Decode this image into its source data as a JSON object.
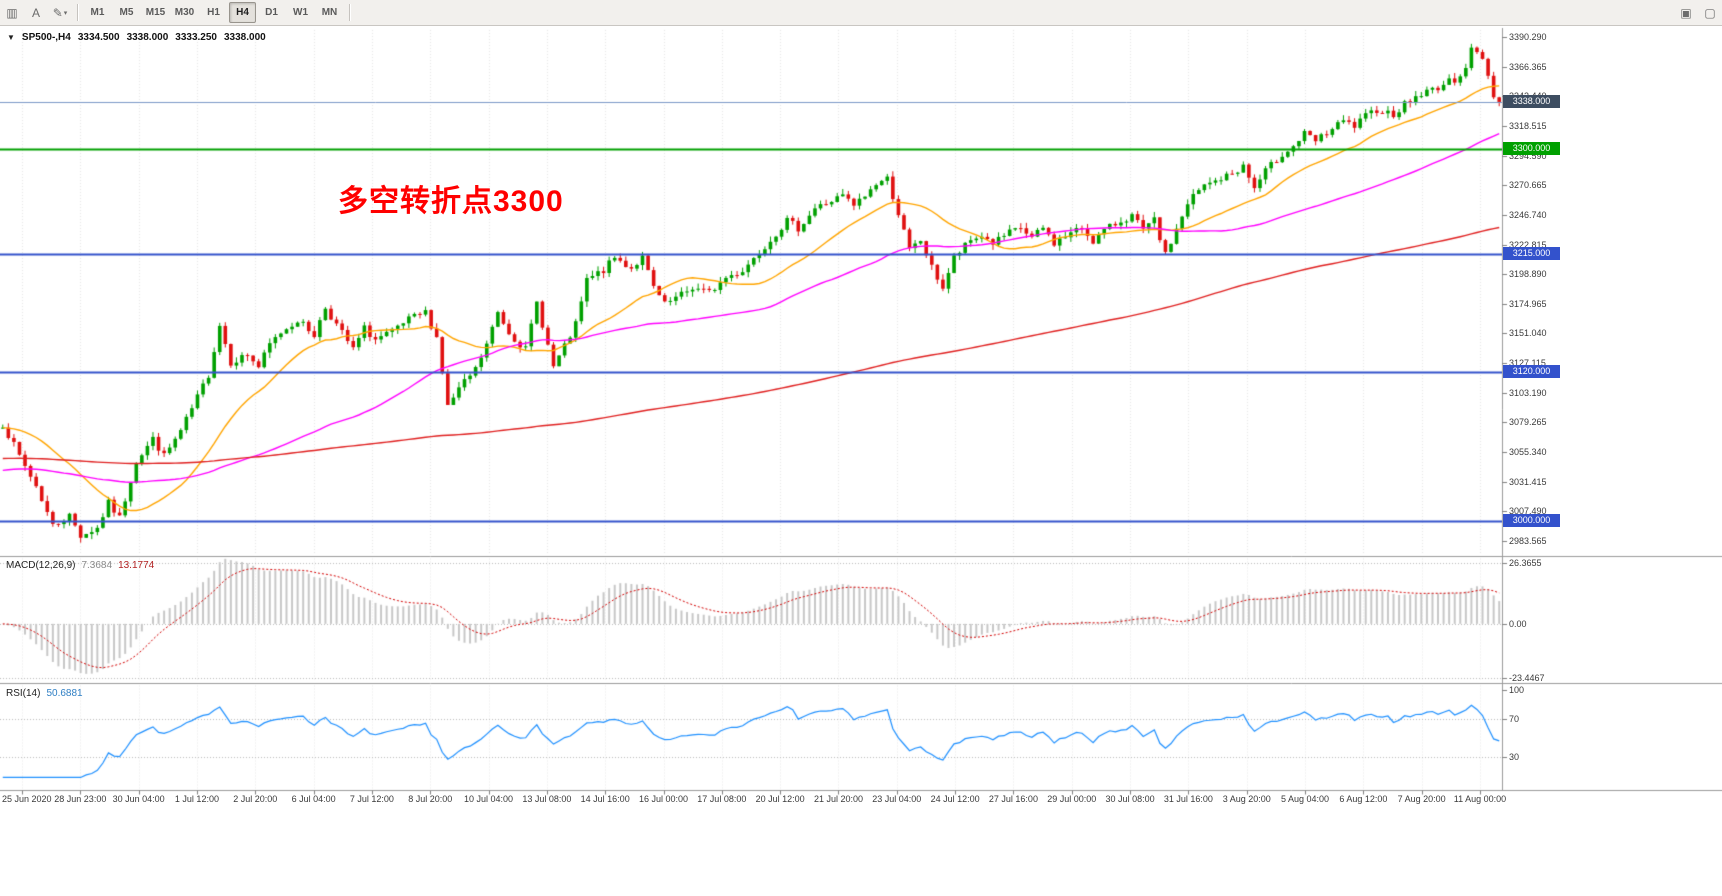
{
  "toolbar": {
    "caret_glyph": "▾",
    "left_tools": [
      {
        "name": "chart-cursor-tool",
        "glyph": "▥"
      },
      {
        "name": "text-label-tool",
        "glyph": "A"
      },
      {
        "name": "draw-tool",
        "glyph": "✎",
        "caret": true
      }
    ],
    "timeframes": [
      {
        "label": "M1",
        "active": false
      },
      {
        "label": "M5",
        "active": false
      },
      {
        "label": "M15",
        "active": false
      },
      {
        "label": "M30",
        "active": false
      },
      {
        "label": "H1",
        "active": false
      },
      {
        "label": "H4",
        "active": true
      },
      {
        "label": "D1",
        "active": false
      },
      {
        "label": "W1",
        "active": false
      },
      {
        "label": "MN",
        "active": false
      }
    ],
    "right_tools": [
      {
        "name": "window-box-tool",
        "glyph": "▣"
      },
      {
        "name": "window-restore-tool",
        "glyph": "▢"
      }
    ]
  },
  "header": {
    "collapse_glyph": "▼",
    "symbol": "SP500-,H4",
    "open": "3334.500",
    "high": "3338.000",
    "low": "3333.250",
    "close": "3338.000"
  },
  "annotation": {
    "text": "多空转折点3300",
    "color": "#ff0000"
  },
  "price_axis": {
    "ticks": [
      "3390.290",
      "3366.365",
      "3342.440",
      "3318.515",
      "3294.590",
      "3270.665",
      "3246.740",
      "3222.815",
      "3198.890",
      "3174.965",
      "3151.040",
      "3127.115",
      "3103.190",
      "3079.265",
      "3055.340",
      "3031.415",
      "3007.490",
      "2983.565"
    ]
  },
  "levels": [
    {
      "label": "3338.000",
      "price": 3338.0,
      "line_color": "#7b99c7",
      "badge_color": "#3d4d61",
      "line_width": 1,
      "role": "current-price"
    },
    {
      "label": "3300.000",
      "price": 3300.0,
      "line_color": "#00a000",
      "badge_color": "#00a000",
      "line_width": 2,
      "role": "horizontal-line"
    },
    {
      "label": "3215.000",
      "price": 3215.0,
      "line_color": "#3352cc",
      "badge_color": "#3352cc",
      "line_width": 2,
      "role": "horizontal-line"
    },
    {
      "label": "3120.000",
      "price": 3120.0,
      "line_color": "#3352cc",
      "badge_color": "#3352cc",
      "line_width": 2,
      "role": "horizontal-line"
    },
    {
      "label": "3000.000",
      "price": 3000.0,
      "line_color": "#3352cc",
      "badge_color": "#3352cc",
      "line_width": 2,
      "role": "horizontal-line"
    }
  ],
  "indicators": {
    "macd": {
      "name": "MACD(12,26,9)",
      "value_main": "7.3684",
      "value_signal": "13.1774",
      "axis_ticks": [
        "26.3655",
        "0.00",
        "-23.4467"
      ],
      "max": 26.3655,
      "min": -23.4467,
      "histogram_color": "#c8c8c8",
      "signal_color": "#d40000"
    },
    "rsi": {
      "name": "RSI(14)",
      "value": "50.6881",
      "axis_ticks": [
        "100",
        "70",
        "30"
      ],
      "levels": [
        70,
        30
      ],
      "line_color": "#1e90ff"
    }
  },
  "time_axis": {
    "labels": [
      "25 Jun 2020",
      "28 Jun 23:00",
      "30 Jun 04:00",
      "1 Jul 12:00",
      "2 Jul 20:00",
      "6 Jul 04:00",
      "7 Jul 12:00",
      "8 Jul 20:00",
      "10 Jul 04:00",
      "13 Jul 08:00",
      "14 Jul 16:00",
      "16 Jul 00:00",
      "17 Jul 08:00",
      "20 Jul 12:00",
      "21 Jul 20:00",
      "23 Jul 04:00",
      "24 Jul 12:00",
      "27 Jul 16:00",
      "29 Jul 00:00",
      "30 Jul 08:00",
      "31 Jul 16:00",
      "3 Aug 20:00",
      "5 Aug 04:00",
      "6 Aug 12:00",
      "7 Aug 20:00",
      "11 Aug 00:00"
    ]
  },
  "chart_data": {
    "type": "candlestick",
    "symbol": "SP500-",
    "timeframe": "H4",
    "title": "SP500-,H4",
    "ylim": [
      2983.565,
      3390.29
    ],
    "num_candles": 270,
    "anchors_close": [
      [
        0,
        3078
      ],
      [
        3,
        3052
      ],
      [
        6,
        3028
      ],
      [
        9,
        2996
      ],
      [
        12,
        3004
      ],
      [
        14,
        2988
      ],
      [
        17,
        2994
      ],
      [
        19,
        3014
      ],
      [
        21,
        3002
      ],
      [
        24,
        3048
      ],
      [
        27,
        3066
      ],
      [
        29,
        3052
      ],
      [
        32,
        3072
      ],
      [
        34,
        3090
      ],
      [
        37,
        3118
      ],
      [
        39,
        3158
      ],
      [
        41,
        3128
      ],
      [
        44,
        3134
      ],
      [
        46,
        3124
      ],
      [
        48,
        3142
      ],
      [
        50,
        3152
      ],
      [
        53,
        3162
      ],
      [
        56,
        3150
      ],
      [
        58,
        3172
      ],
      [
        60,
        3158
      ],
      [
        63,
        3138
      ],
      [
        65,
        3155
      ],
      [
        67,
        3146
      ],
      [
        70,
        3152
      ],
      [
        73,
        3162
      ],
      [
        76,
        3168
      ],
      [
        78,
        3148
      ],
      [
        80,
        3092
      ],
      [
        82,
        3106
      ],
      [
        85,
        3122
      ],
      [
        87,
        3142
      ],
      [
        89,
        3168
      ],
      [
        91,
        3152
      ],
      [
        94,
        3138
      ],
      [
        96,
        3176
      ],
      [
        99,
        3124
      ],
      [
        101,
        3140
      ],
      [
        103,
        3158
      ],
      [
        105,
        3194
      ],
      [
        108,
        3202
      ],
      [
        110,
        3212
      ],
      [
        113,
        3204
      ],
      [
        115,
        3212
      ],
      [
        117,
        3188
      ],
      [
        119,
        3174
      ],
      [
        122,
        3182
      ],
      [
        124,
        3188
      ],
      [
        127,
        3184
      ],
      [
        130,
        3196
      ],
      [
        133,
        3202
      ],
      [
        135,
        3212
      ],
      [
        137,
        3222
      ],
      [
        139,
        3232
      ],
      [
        141,
        3242
      ],
      [
        143,
        3236
      ],
      [
        146,
        3252
      ],
      [
        148,
        3256
      ],
      [
        151,
        3262
      ],
      [
        153,
        3254
      ],
      [
        155,
        3262
      ],
      [
        157,
        3272
      ],
      [
        159,
        3276
      ],
      [
        161,
        3248
      ],
      [
        163,
        3218
      ],
      [
        165,
        3226
      ],
      [
        167,
        3204
      ],
      [
        169,
        3188
      ],
      [
        171,
        3212
      ],
      [
        174,
        3226
      ],
      [
        176,
        3230
      ],
      [
        178,
        3224
      ],
      [
        181,
        3232
      ],
      [
        183,
        3236
      ],
      [
        185,
        3228
      ],
      [
        187,
        3236
      ],
      [
        189,
        3224
      ],
      [
        192,
        3232
      ],
      [
        194,
        3236
      ],
      [
        196,
        3226
      ],
      [
        198,
        3234
      ],
      [
        201,
        3242
      ],
      [
        203,
        3246
      ],
      [
        205,
        3234
      ],
      [
        207,
        3242
      ],
      [
        209,
        3214
      ],
      [
        212,
        3246
      ],
      [
        214,
        3262
      ],
      [
        216,
        3270
      ],
      [
        218,
        3274
      ],
      [
        221,
        3280
      ],
      [
        223,
        3286
      ],
      [
        225,
        3268
      ],
      [
        227,
        3282
      ],
      [
        230,
        3296
      ],
      [
        232,
        3302
      ],
      [
        234,
        3312
      ],
      [
        236,
        3306
      ],
      [
        239,
        3316
      ],
      [
        241,
        3322
      ],
      [
        243,
        3318
      ],
      [
        245,
        3326
      ],
      [
        247,
        3332
      ],
      [
        250,
        3328
      ],
      [
        252,
        3336
      ],
      [
        254,
        3342
      ],
      [
        256,
        3346
      ],
      [
        259,
        3352
      ],
      [
        261,
        3356
      ],
      [
        263,
        3366
      ],
      [
        264,
        3380
      ],
      [
        266,
        3374
      ],
      [
        268,
        3344
      ],
      [
        269,
        3338
      ]
    ],
    "up_color": "#00a000",
    "down_color": "#e01010",
    "moving_averages": [
      {
        "period": 20,
        "color": "#ffa500",
        "pad": null
      },
      {
        "period": 60,
        "color": "#ff00ff",
        "pad": 3040
      },
      {
        "period": 200,
        "color": "#e02020",
        "pad": 3050
      }
    ],
    "noise_seed": 7,
    "close_noise": 3.0,
    "wick_noise": 4.5,
    "grid_color": "#e7e7e7",
    "separator_color": "#9a9a9a"
  }
}
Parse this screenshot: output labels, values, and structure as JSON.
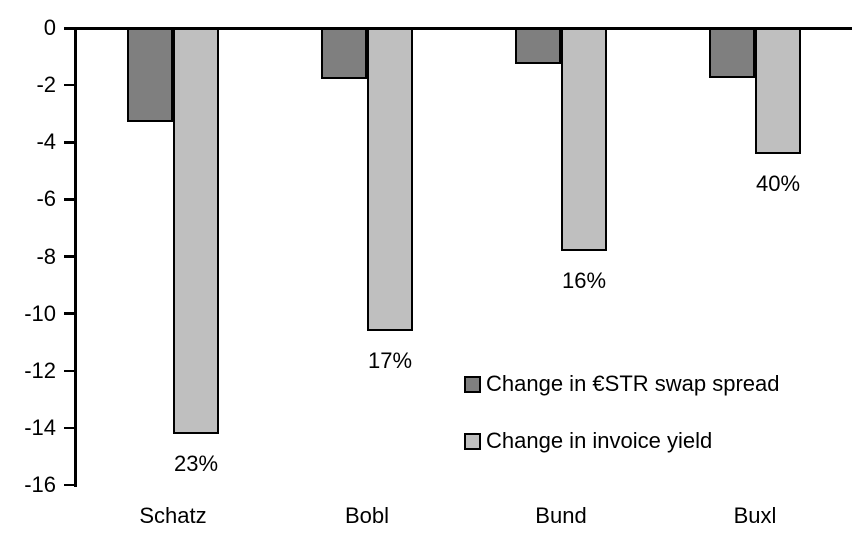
□ □ □ □ □
▶ Problem statement
Each line containing "window" counts once; state the total number of such lines and nothing else.

▶ Correct answer
2